• _WHAT NEEDS TO BE DONE_
Exactly reproduce each line of the listing that follows.
☆ ☆ ☆ ☆ ☆
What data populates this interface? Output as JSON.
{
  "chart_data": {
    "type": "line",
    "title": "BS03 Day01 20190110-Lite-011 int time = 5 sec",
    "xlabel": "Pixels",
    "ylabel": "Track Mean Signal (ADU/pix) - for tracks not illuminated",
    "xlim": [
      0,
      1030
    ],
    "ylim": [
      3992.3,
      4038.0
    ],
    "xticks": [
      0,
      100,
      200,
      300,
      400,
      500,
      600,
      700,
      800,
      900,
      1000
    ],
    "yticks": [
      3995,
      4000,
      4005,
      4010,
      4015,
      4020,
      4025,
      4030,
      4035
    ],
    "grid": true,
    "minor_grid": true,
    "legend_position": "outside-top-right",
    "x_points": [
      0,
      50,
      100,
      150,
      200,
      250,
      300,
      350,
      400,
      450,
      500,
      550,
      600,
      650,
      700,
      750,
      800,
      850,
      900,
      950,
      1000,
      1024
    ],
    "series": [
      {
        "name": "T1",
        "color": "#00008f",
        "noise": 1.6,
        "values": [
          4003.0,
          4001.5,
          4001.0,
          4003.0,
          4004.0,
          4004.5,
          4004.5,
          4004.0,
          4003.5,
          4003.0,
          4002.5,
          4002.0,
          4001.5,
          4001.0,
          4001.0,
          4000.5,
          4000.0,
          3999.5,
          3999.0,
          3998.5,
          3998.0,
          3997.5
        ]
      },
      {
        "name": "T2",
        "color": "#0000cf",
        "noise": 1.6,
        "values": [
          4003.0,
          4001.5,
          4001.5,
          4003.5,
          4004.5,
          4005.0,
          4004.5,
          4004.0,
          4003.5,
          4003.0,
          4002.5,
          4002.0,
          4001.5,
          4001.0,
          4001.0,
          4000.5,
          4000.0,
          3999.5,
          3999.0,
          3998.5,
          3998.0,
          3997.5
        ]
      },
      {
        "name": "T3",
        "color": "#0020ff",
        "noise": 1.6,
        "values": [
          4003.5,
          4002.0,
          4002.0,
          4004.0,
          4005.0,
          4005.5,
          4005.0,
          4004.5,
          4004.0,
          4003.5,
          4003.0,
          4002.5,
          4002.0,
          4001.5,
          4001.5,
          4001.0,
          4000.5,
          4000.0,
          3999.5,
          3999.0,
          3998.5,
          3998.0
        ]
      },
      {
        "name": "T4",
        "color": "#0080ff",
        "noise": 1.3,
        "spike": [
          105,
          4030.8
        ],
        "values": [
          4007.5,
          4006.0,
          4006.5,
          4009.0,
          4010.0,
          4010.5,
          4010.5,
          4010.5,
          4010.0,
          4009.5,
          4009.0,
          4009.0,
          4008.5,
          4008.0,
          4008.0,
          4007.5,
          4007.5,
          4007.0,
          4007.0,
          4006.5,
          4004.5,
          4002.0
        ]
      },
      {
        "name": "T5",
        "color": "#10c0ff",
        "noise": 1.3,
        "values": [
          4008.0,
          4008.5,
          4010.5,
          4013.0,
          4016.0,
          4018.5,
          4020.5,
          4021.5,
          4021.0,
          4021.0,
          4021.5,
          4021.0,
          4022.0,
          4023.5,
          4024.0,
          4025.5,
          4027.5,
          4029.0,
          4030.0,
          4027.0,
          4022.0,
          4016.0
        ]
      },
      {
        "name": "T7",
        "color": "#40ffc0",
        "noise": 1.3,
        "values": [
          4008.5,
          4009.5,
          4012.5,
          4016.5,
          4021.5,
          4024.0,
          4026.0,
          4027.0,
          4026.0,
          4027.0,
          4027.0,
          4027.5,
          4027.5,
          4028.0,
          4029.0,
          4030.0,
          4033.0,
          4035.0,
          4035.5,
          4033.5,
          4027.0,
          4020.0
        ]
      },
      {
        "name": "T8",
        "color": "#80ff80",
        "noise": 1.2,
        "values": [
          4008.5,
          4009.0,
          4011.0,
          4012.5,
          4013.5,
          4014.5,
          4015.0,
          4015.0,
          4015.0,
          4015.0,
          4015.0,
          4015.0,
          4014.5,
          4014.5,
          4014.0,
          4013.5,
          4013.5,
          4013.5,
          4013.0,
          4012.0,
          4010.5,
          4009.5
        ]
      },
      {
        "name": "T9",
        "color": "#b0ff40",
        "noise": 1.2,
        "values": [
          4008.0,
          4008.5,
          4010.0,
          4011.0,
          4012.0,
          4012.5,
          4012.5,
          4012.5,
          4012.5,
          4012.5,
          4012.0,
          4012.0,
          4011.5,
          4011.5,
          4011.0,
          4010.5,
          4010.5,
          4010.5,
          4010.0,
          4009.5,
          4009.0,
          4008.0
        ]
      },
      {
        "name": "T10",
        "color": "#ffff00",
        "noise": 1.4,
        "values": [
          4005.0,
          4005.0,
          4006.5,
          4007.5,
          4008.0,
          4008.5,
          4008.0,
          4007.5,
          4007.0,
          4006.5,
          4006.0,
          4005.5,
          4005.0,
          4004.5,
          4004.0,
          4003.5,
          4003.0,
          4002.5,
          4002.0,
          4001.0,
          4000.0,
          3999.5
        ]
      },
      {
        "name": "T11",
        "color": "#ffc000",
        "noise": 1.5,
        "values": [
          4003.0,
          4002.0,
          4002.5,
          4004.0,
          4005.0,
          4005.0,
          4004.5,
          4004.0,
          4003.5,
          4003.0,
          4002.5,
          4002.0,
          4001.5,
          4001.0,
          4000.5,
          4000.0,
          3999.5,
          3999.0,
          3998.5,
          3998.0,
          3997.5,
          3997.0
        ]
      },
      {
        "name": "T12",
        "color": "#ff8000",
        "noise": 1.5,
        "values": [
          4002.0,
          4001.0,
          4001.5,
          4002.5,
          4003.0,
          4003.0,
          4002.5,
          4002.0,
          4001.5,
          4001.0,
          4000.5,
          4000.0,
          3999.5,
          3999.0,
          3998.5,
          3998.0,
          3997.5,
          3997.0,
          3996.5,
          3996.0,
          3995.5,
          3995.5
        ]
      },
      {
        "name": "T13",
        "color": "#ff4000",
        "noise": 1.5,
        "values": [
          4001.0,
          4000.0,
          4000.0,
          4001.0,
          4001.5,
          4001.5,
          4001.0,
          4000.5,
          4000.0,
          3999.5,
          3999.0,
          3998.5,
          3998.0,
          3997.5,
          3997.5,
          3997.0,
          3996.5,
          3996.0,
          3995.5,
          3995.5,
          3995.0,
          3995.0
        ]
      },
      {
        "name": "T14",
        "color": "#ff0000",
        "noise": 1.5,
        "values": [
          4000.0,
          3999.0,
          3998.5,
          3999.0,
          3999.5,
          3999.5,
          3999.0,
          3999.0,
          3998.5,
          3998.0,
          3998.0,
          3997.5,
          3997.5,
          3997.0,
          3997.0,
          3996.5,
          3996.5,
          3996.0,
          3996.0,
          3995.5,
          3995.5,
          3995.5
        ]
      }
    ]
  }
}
☆ ☆ ☆ ☆ ☆
• _EXPECTED ANSWER_
What data populates this interface? Output as JSON.
{
  "chart_data": {
    "type": "line",
    "title": "BS03 Day01 20190110-Lite-011 int time = 5 sec",
    "xlabel": "Pixels",
    "ylabel": "Track Mean Signal (ADU/pix) - for tracks not illuminated",
    "xlim": [
      0,
      1030
    ],
    "ylim": [
      3992.3,
      4038.0
    ],
    "xticks": [
      0,
      100,
      200,
      300,
      400,
      500,
      600,
      700,
      800,
      900,
      1000
    ],
    "yticks": [
      3995,
      4000,
      4005,
      4010,
      4015,
      4020,
      4025,
      4030,
      4035
    ],
    "grid": true,
    "minor_grid": true,
    "legend_position": "outside-top-right",
    "x_points": [
      0,
      50,
      100,
      150,
      200,
      250,
      300,
      350,
      400,
      450,
      500,
      550,
      600,
      650,
      700,
      750,
      800,
      850,
      900,
      950,
      1000,
      1024
    ],
    "series": [
      {
        "name": "T1",
        "color": "#00008f",
        "noise": 1.6,
        "values": [
          4003.0,
          4001.5,
          4001.0,
          4003.0,
          4004.0,
          4004.5,
          4004.5,
          4004.0,
          4003.5,
          4003.0,
          4002.5,
          4002.0,
          4001.5,
          4001.0,
          4001.0,
          4000.5,
          4000.0,
          3999.5,
          3999.0,
          3998.5,
          3998.0,
          3997.5
        ]
      },
      {
        "name": "T2",
        "color": "#0000cf",
        "noise": 1.6,
        "values": [
          4003.0,
          4001.5,
          4001.5,
          4003.5,
          4004.5,
          4005.0,
          4004.5,
          4004.0,
          4003.5,
          4003.0,
          4002.5,
          4002.0,
          4001.5,
          4001.0,
          4001.0,
          4000.5,
          4000.0,
          3999.5,
          3999.0,
          3998.5,
          3998.0,
          3997.5
        ]
      },
      {
        "name": "T3",
        "color": "#0020ff",
        "noise": 1.6,
        "values": [
          4003.5,
          4002.0,
          4002.0,
          4004.0,
          4005.0,
          4005.5,
          4005.0,
          4004.5,
          4004.0,
          4003.5,
          4003.0,
          4002.5,
          4002.0,
          4001.5,
          4001.5,
          4001.0,
          4000.5,
          4000.0,
          3999.5,
          3999.0,
          3998.5,
          3998.0
        ]
      },
      {
        "name": "T4",
        "color": "#0080ff",
        "noise": 1.3,
        "spike": [
          105,
          4030.8
        ],
        "values": [
          4007.5,
          4006.0,
          4006.5,
          4009.0,
          4010.0,
          4010.5,
          4010.5,
          4010.5,
          4010.0,
          4009.5,
          4009.0,
          4009.0,
          4008.5,
          4008.0,
          4008.0,
          4007.5,
          4007.5,
          4007.0,
          4007.0,
          4006.5,
          4004.5,
          4002.0
        ]
      },
      {
        "name": "T5",
        "color": "#10c0ff",
        "noise": 1.3,
        "values": [
          4008.0,
          4008.5,
          4010.5,
          4013.0,
          4016.0,
          4018.5,
          4020.5,
          4021.5,
          4021.0,
          4021.0,
          4021.5,
          4021.0,
          4022.0,
          4023.5,
          4024.0,
          4025.5,
          4027.5,
          4029.0,
          4030.0,
          4027.0,
          4022.0,
          4016.0
        ]
      },
      {
        "name": "T7",
        "color": "#40ffc0",
        "noise": 1.3,
        "values": [
          4008.5,
          4009.5,
          4012.5,
          4016.5,
          4021.5,
          4024.0,
          4026.0,
          4027.0,
          4026.0,
          4027.0,
          4027.0,
          4027.5,
          4027.5,
          4028.0,
          4029.0,
          4030.0,
          4033.0,
          4035.0,
          4035.5,
          4033.5,
          4027.0,
          4020.0
        ]
      },
      {
        "name": "T8",
        "color": "#80ff80",
        "noise": 1.2,
        "values": [
          4008.5,
          4009.0,
          4011.0,
          4012.5,
          4013.5,
          4014.5,
          4015.0,
          4015.0,
          4015.0,
          4015.0,
          4015.0,
          4015.0,
          4014.5,
          4014.5,
          4014.0,
          4013.5,
          4013.5,
          4013.5,
          4013.0,
          4012.0,
          4010.5,
          4009.5
        ]
      },
      {
        "name": "T9",
        "color": "#b0ff40",
        "noise": 1.2,
        "values": [
          4008.0,
          4008.5,
          4010.0,
          4011.0,
          4012.0,
          4012.5,
          4012.5,
          4012.5,
          4012.5,
          4012.5,
          4012.0,
          4012.0,
          4011.5,
          4011.5,
          4011.0,
          4010.5,
          4010.5,
          4010.5,
          4010.0,
          4009.5,
          4009.0,
          4008.0
        ]
      },
      {
        "name": "T10",
        "color": "#ffff00",
        "noise": 1.4,
        "values": [
          4005.0,
          4005.0,
          4006.5,
          4007.5,
          4008.0,
          4008.5,
          4008.0,
          4007.5,
          4007.0,
          4006.5,
          4006.0,
          4005.5,
          4005.0,
          4004.5,
          4004.0,
          4003.5,
          4003.0,
          4002.5,
          4002.0,
          4001.0,
          4000.0,
          3999.5
        ]
      },
      {
        "name": "T11",
        "color": "#ffc000",
        "noise": 1.5,
        "values": [
          4003.0,
          4002.0,
          4002.5,
          4004.0,
          4005.0,
          4005.0,
          4004.5,
          4004.0,
          4003.5,
          4003.0,
          4002.5,
          4002.0,
          4001.5,
          4001.0,
          4000.5,
          4000.0,
          3999.5,
          3999.0,
          3998.5,
          3998.0,
          3997.5,
          3997.0
        ]
      },
      {
        "name": "T12",
        "color": "#ff8000",
        "noise": 1.5,
        "values": [
          4002.0,
          4001.0,
          4001.5,
          4002.5,
          4003.0,
          4003.0,
          4002.5,
          4002.0,
          4001.5,
          4001.0,
          4000.5,
          4000.0,
          3999.5,
          3999.0,
          3998.5,
          3998.0,
          3997.5,
          3997.0,
          3996.5,
          3996.0,
          3995.5,
          3995.5
        ]
      },
      {
        "name": "T13",
        "color": "#ff4000",
        "noise": 1.5,
        "values": [
          4001.0,
          4000.0,
          4000.0,
          4001.0,
          4001.5,
          4001.5,
          4001.0,
          4000.5,
          4000.0,
          3999.5,
          3999.0,
          3998.5,
          3998.0,
          3997.5,
          3997.5,
          3997.0,
          3996.5,
          3996.0,
          3995.5,
          3995.5,
          3995.0,
          3995.0
        ]
      },
      {
        "name": "T14",
        "color": "#ff0000",
        "noise": 1.5,
        "values": [
          4000.0,
          3999.0,
          3998.5,
          3999.0,
          3999.5,
          3999.5,
          3999.0,
          3999.0,
          3998.5,
          3998.0,
          3998.0,
          3997.5,
          3997.5,
          3997.0,
          3997.0,
          3996.5,
          3996.5,
          3996.0,
          3996.0,
          3995.5,
          3995.5,
          3995.5
        ]
      }
    ]
  }
}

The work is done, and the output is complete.